Records provided »
☆ ☆ ☆ ☆
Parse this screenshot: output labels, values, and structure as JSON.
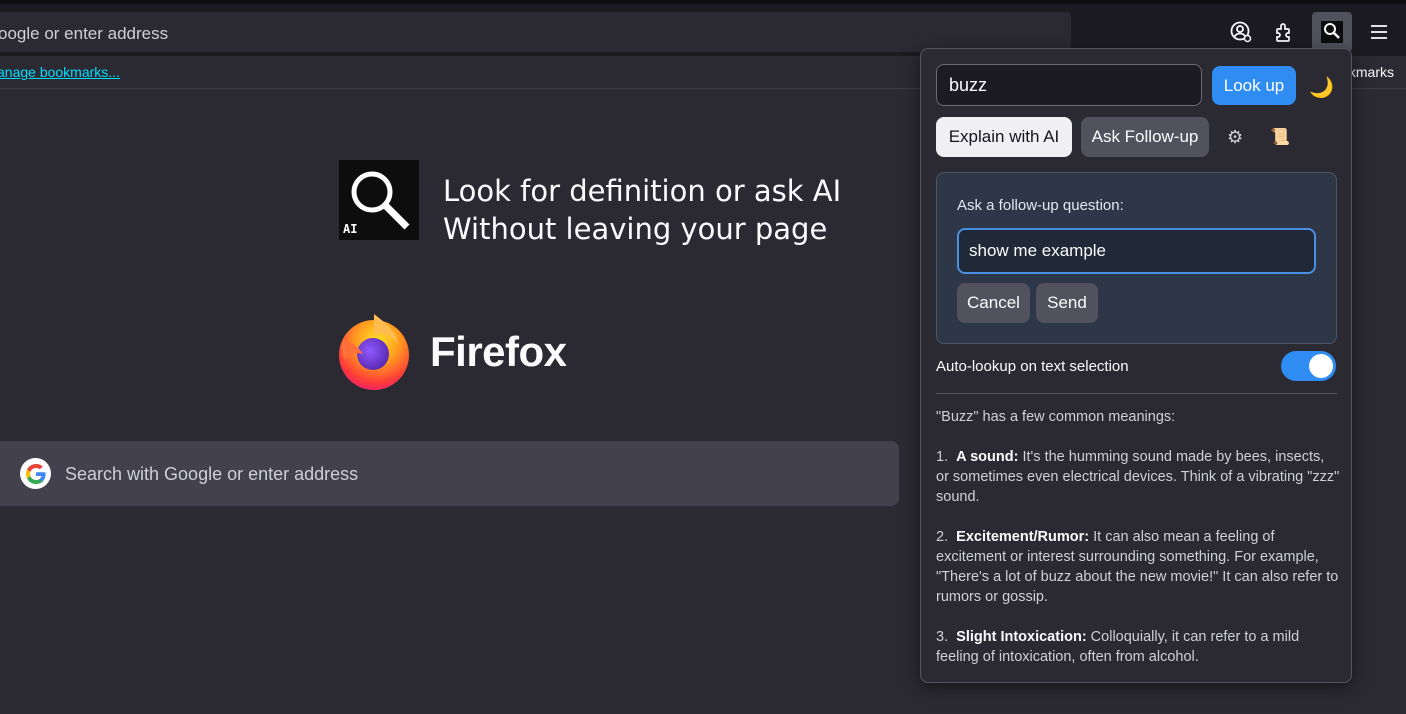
{
  "toolbar": {
    "url_placeholder": "oogle or enter address",
    "icons": [
      "account-icon",
      "extensions-icon",
      "lookup-extension-icon",
      "menu-icon"
    ]
  },
  "bookmarks": {
    "manage_link": "anage bookmarks...",
    "right_label": "kmarks"
  },
  "newtab": {
    "promo_line1": "Look for definition or ask AI",
    "promo_line2": "Without leaving your page",
    "promo_logo_badge": "AI",
    "brand": "Firefox",
    "search_placeholder": "Search with Google or enter address"
  },
  "popup": {
    "word_value": "buzz",
    "lookup_label": "Look up",
    "explain_label": "Explain with AI",
    "followup_label": "Ask Follow-up",
    "followup_panel": {
      "question_label": "Ask a follow-up question:",
      "question_value": "show me example",
      "cancel_label": "Cancel",
      "send_label": "Send"
    },
    "auto_lookup_label": "Auto-lookup on text selection",
    "auto_lookup_enabled": true,
    "result": {
      "intro": "\"Buzz\" has a few common meanings:",
      "items": [
        {
          "num": "1.",
          "term": "A sound:",
          "text": " It's the humming sound made by bees, insects, or sometimes even electrical devices. Think of a vibrating \"zzz\" sound."
        },
        {
          "num": "2.",
          "term": "Excitement/Rumor:",
          "text": " It can also mean a feeling of excitement or interest surrounding something. For example, \"There's a lot of buzz about the new movie!\" It can also refer to rumors or gossip."
        },
        {
          "num": "3.",
          "term": "Slight Intoxication:",
          "text": " Colloquially, it can refer to a mild feeling of intoxication, often from alcohol."
        }
      ]
    }
  },
  "colors": {
    "accent": "#2f8cf3",
    "link": "#00ddff",
    "background": "#2b2a33"
  }
}
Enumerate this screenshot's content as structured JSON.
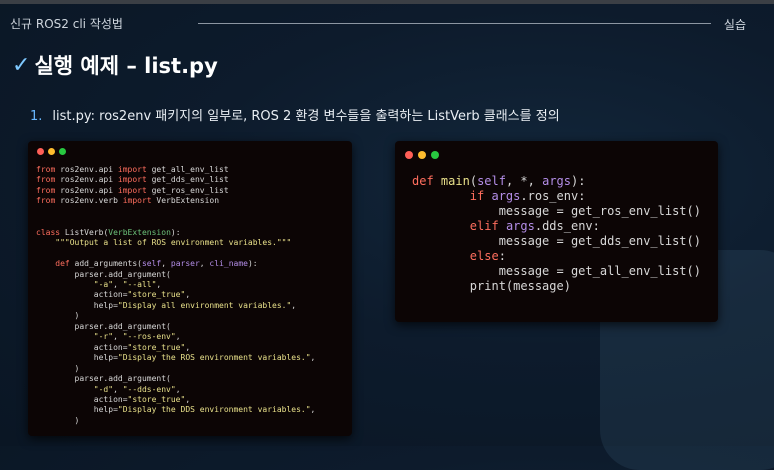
{
  "header": {
    "title": "신규 ROS2 cli 작성법",
    "section": "실습"
  },
  "slide": {
    "title": "실행 예제 – list.py",
    "step_number": "1.",
    "step_text": "list.py: ros2env 패키지의 일부로, ROS 2 환경 변수들을 출력하는 ListVerb 클래스를 정의"
  },
  "code_left": [
    [
      [
        "kw",
        "from"
      ],
      [
        "t",
        " ros2env.api "
      ],
      [
        "kw",
        "import"
      ],
      [
        "t",
        " get_all_env_list"
      ]
    ],
    [
      [
        "kw",
        "from"
      ],
      [
        "t",
        " ros2env.api "
      ],
      [
        "kw",
        "import"
      ],
      [
        "t",
        " get_dds_env_list"
      ]
    ],
    [
      [
        "kw",
        "from"
      ],
      [
        "t",
        " ros2env.api "
      ],
      [
        "kw",
        "import"
      ],
      [
        "t",
        " get_ros_env_list"
      ]
    ],
    [
      [
        "kw",
        "from"
      ],
      [
        "t",
        " ros2env.verb "
      ],
      [
        "kw",
        "import"
      ],
      [
        "t",
        " VerbExtension"
      ]
    ],
    [],
    [],
    [
      [
        "kw",
        "class"
      ],
      [
        "t",
        " ListVerb("
      ],
      [
        "cl",
        "VerbExtension"
      ],
      [
        "t",
        "):"
      ]
    ],
    [
      [
        "t",
        "    "
      ],
      [
        "st",
        "\"\"\"Output a list of ROS environment variables.\"\"\""
      ]
    ],
    [],
    [
      [
        "t",
        "    "
      ],
      [
        "kw",
        "def"
      ],
      [
        "t",
        " add_arguments("
      ],
      [
        "ar",
        "self"
      ],
      [
        "t",
        ", "
      ],
      [
        "ar",
        "parser"
      ],
      [
        "t",
        ", "
      ],
      [
        "ar",
        "cli_name"
      ],
      [
        "t",
        "):"
      ]
    ],
    [
      [
        "t",
        "        parser.add_argument("
      ]
    ],
    [
      [
        "t",
        "            "
      ],
      [
        "st",
        "\"-a\""
      ],
      [
        "t",
        ", "
      ],
      [
        "st",
        "\"--all\""
      ],
      [
        "t",
        ","
      ]
    ],
    [
      [
        "t",
        "            action="
      ],
      [
        "st",
        "\"store_true\""
      ],
      [
        "t",
        ","
      ]
    ],
    [
      [
        "t",
        "            help="
      ],
      [
        "st",
        "\"Display all environment variables.\""
      ],
      [
        "t",
        ","
      ]
    ],
    [
      [
        "t",
        "        )"
      ]
    ],
    [
      [
        "t",
        "        parser.add_argument("
      ]
    ],
    [
      [
        "t",
        "            "
      ],
      [
        "st",
        "\"-r\""
      ],
      [
        "t",
        ", "
      ],
      [
        "st",
        "\"--ros-env\""
      ],
      [
        "t",
        ","
      ]
    ],
    [
      [
        "t",
        "            action="
      ],
      [
        "st",
        "\"store_true\""
      ],
      [
        "t",
        ","
      ]
    ],
    [
      [
        "t",
        "            help="
      ],
      [
        "st",
        "\"Display the ROS environment variables.\""
      ],
      [
        "t",
        ","
      ]
    ],
    [
      [
        "t",
        "        )"
      ]
    ],
    [
      [
        "t",
        "        parser.add_argument("
      ]
    ],
    [
      [
        "t",
        "            "
      ],
      [
        "st",
        "\"-d\""
      ],
      [
        "t",
        ", "
      ],
      [
        "st",
        "\"--dds-env\""
      ],
      [
        "t",
        ","
      ]
    ],
    [
      [
        "t",
        "            action="
      ],
      [
        "st",
        "\"store_true\""
      ],
      [
        "t",
        ","
      ]
    ],
    [
      [
        "t",
        "            help="
      ],
      [
        "st",
        "\"Display the DDS environment variables.\""
      ],
      [
        "t",
        ","
      ]
    ],
    [
      [
        "t",
        "        )"
      ]
    ]
  ],
  "code_right": [
    [
      [
        "kw",
        "def"
      ],
      [
        "t",
        " "
      ],
      [
        "fn",
        "main"
      ],
      [
        "t",
        "("
      ],
      [
        "ar",
        "self"
      ],
      [
        "t",
        ", *, "
      ],
      [
        "ar",
        "args"
      ],
      [
        "t",
        "):"
      ]
    ],
    [
      [
        "t",
        "        "
      ],
      [
        "kw",
        "if"
      ],
      [
        "t",
        " "
      ],
      [
        "ar",
        "args"
      ],
      [
        "t",
        ".ros_env:"
      ]
    ],
    [
      [
        "t",
        "            message = get_ros_env_list()"
      ]
    ],
    [
      [
        "t",
        "        "
      ],
      [
        "kw",
        "elif"
      ],
      [
        "t",
        " "
      ],
      [
        "ar",
        "args"
      ],
      [
        "t",
        ".dds_env:"
      ]
    ],
    [
      [
        "t",
        "            message = get_dds_env_list()"
      ]
    ],
    [
      [
        "t",
        "        "
      ],
      [
        "kw",
        "else"
      ],
      [
        "t",
        ":"
      ]
    ],
    [
      [
        "t",
        "            message = get_all_env_list()"
      ]
    ],
    [
      [
        "t",
        "        print(message)"
      ]
    ]
  ],
  "colors": {
    "keyword": "#ff6e5e",
    "string": "#e8e08a",
    "argument": "#b48ee8",
    "classname": "#6cc27a",
    "accent": "#69b7ff"
  }
}
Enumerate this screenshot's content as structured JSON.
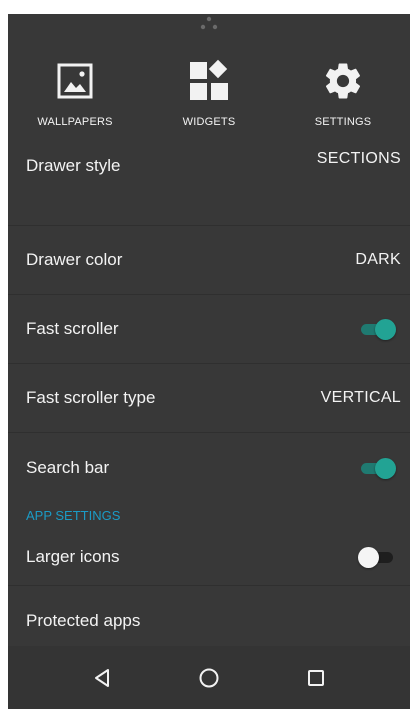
{
  "colors": {
    "background": "#383838",
    "accent": "#22a394",
    "section_header": "#1b9bc5",
    "text": "#f3f3f3"
  },
  "shortcuts": [
    {
      "label": "WALLPAPERS",
      "icon": "wallpaper-icon"
    },
    {
      "label": "WIDGETS",
      "icon": "widgets-icon"
    },
    {
      "label": "SETTINGS",
      "icon": "gear-icon"
    }
  ],
  "settings": {
    "drawer_style": {
      "title": "Drawer style",
      "value": "SECTIONS"
    },
    "drawer_color": {
      "title": "Drawer color",
      "value": "DARK"
    },
    "fast_scroller": {
      "title": "Fast scroller",
      "enabled": true
    },
    "fast_scroller_type": {
      "title": "Fast scroller type",
      "value": "VERTICAL"
    },
    "search_bar": {
      "title": "Search bar",
      "enabled": true
    },
    "app_settings_header": "APP SETTINGS",
    "larger_icons": {
      "title": "Larger icons",
      "enabled": false
    },
    "protected_apps": {
      "title": "Protected apps"
    }
  },
  "navbar": {
    "back": "back-icon",
    "home": "home-icon",
    "recents": "recents-icon"
  }
}
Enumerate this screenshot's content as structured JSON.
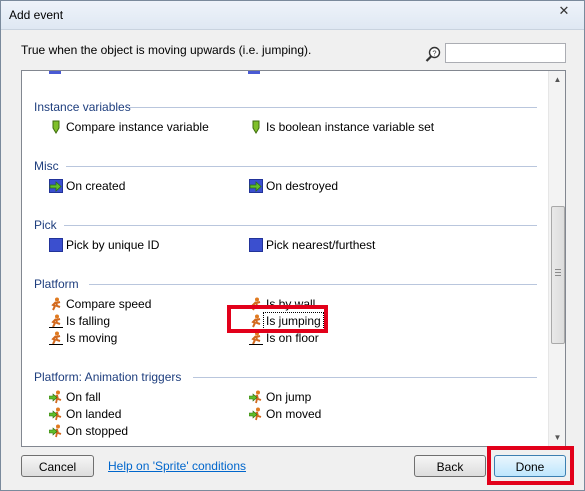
{
  "window": {
    "title": "Add event",
    "close_glyph": "✕"
  },
  "description": "True when the object is moving upwards (i.e. jumping).",
  "search": {
    "icon": "magnifier-help-icon",
    "value": "",
    "placeholder": ""
  },
  "sections": [
    {
      "title": "Instance variables",
      "items": [
        {
          "label": "Compare instance variable",
          "icon": "instance-variable-icon"
        },
        {
          "label": "Is boolean instance variable set",
          "icon": "instance-variable-icon"
        }
      ]
    },
    {
      "title": "Misc",
      "items": [
        {
          "label": "On created",
          "icon": "trigger-arrow-icon"
        },
        {
          "label": "On destroyed",
          "icon": "trigger-arrow-icon"
        }
      ]
    },
    {
      "title": "Pick",
      "items": [
        {
          "label": "Pick by unique ID",
          "icon": "pick-square-icon"
        },
        {
          "label": "Pick nearest/furthest",
          "icon": "pick-square-icon"
        }
      ]
    },
    {
      "title": "Platform",
      "items": [
        {
          "label": "Compare speed",
          "icon": "platform-runner-icon"
        },
        {
          "label": "Is by wall",
          "icon": "platform-runner-icon"
        },
        {
          "label": "Is falling",
          "icon": "platform-runner-icon"
        },
        {
          "label": "Is jumping",
          "icon": "platform-runner-icon",
          "selected": true
        },
        {
          "label": "Is moving",
          "icon": "platform-runner-icon"
        },
        {
          "label": "Is on floor",
          "icon": "platform-runner-icon"
        }
      ]
    },
    {
      "title": "Platform: Animation triggers",
      "items": [
        {
          "label": "On fall",
          "icon": "platform-trigger-icon"
        },
        {
          "label": "On jump",
          "icon": "platform-trigger-icon"
        },
        {
          "label": "On landed",
          "icon": "platform-trigger-icon"
        },
        {
          "label": "On moved",
          "icon": "platform-trigger-icon"
        },
        {
          "label": "On stopped",
          "icon": "platform-trigger-icon"
        }
      ]
    }
  ],
  "footer": {
    "cancel_label": "Cancel",
    "help_link": "Help on 'Sprite' conditions",
    "back_label": "Back",
    "done_label": "Done"
  },
  "colors": {
    "section_title": "#1e3e7e",
    "highlight": "#e2001a",
    "link": "#0066cc"
  }
}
☆ ☆ ☆ ☆
Brief »
Going through the data above, count the lines where the string "accent" appears, and answer with only that number.

Answer to the problem »
3